_WHAT NEEDS TO BE DONE:_ Restate the entries word for word, omitting nothing.
>>>
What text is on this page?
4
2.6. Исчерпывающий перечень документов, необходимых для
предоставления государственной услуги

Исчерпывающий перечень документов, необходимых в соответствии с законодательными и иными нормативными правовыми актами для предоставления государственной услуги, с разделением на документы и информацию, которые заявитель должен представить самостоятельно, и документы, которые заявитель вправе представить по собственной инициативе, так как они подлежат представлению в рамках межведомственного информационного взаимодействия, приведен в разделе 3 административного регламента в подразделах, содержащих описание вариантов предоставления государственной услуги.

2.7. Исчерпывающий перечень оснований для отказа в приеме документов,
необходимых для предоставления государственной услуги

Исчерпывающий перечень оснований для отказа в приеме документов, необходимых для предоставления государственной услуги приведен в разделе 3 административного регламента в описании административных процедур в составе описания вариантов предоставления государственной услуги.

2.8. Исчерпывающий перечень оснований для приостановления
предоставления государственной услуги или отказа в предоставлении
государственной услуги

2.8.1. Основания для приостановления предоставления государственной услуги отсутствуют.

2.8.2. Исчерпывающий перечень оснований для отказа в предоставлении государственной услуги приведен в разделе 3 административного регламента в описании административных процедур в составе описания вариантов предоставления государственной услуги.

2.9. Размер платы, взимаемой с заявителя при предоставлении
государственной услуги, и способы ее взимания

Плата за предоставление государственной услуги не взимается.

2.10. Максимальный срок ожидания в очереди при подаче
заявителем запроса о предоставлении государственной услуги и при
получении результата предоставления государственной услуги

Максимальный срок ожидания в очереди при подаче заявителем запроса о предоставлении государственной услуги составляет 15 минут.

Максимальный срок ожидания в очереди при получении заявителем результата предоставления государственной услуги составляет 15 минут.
<<<
_SOLVED EXERCISE:_
What text is on this page?
4
2.6. Исчерпывающий перечень документов, необходимых для
предоставления государственной услуги

Исчерпывающий перечень документов, необходимых в соответствии с законодательными и иными нормативными правовыми актами для предоставления государственной услуги, с разделением на документы и информацию, которые заявитель должен представить самостоятельно, и документы, которые заявитель вправе представить по собственной инициативе, так как они подлежат представлению в рамках межведомственного информационного взаимодействия, приведен в разделе 3 административного регламента в подразделах, содержащих описание вариантов предоставления государственной услуги.

2.7. Исчерпывающий перечень оснований для отказа в приеме документов,
необходимых для предоставления государственной услуги

Исчерпывающий перечень оснований для отказа в приеме документов, необходимых для предоставления государственной услуги приведен в разделе 3 административного регламента в описании административных процедур в составе описания вариантов предоставления государственной услуги.

2.8. Исчерпывающий перечень оснований для приостановления
предоставления государственной услуги или отказа в предоставлении
государственной услуги

2.8.1. Основания для приостановления предоставления государственной услуги отсутствуют.

2.8.2. Исчерпывающий перечень оснований для отказа в предоставлении государственной услуги приведен в разделе 3 административного регламента в описании административных процедур в составе описания вариантов предоставления государственной услуги.

2.9. Размер платы, взимаемой с заявителя при предоставлении
государственной услуги, и способы ее взимания

Плата за предоставление государственной услуги не взимается.

2.10. Максимальный срок ожидания в очереди при подаче
заявителем запроса о предоставлении государственной услуги и при
получении результата предоставления государственной услуги

Максимальный срок ожидания в очереди при подаче заявителем запроса о предоставлении государственной услуги составляет 15 минут.

Максимальный срок ожидания в очереди при получении заявителем результата предоставления государственной услуги составляет 15 минут.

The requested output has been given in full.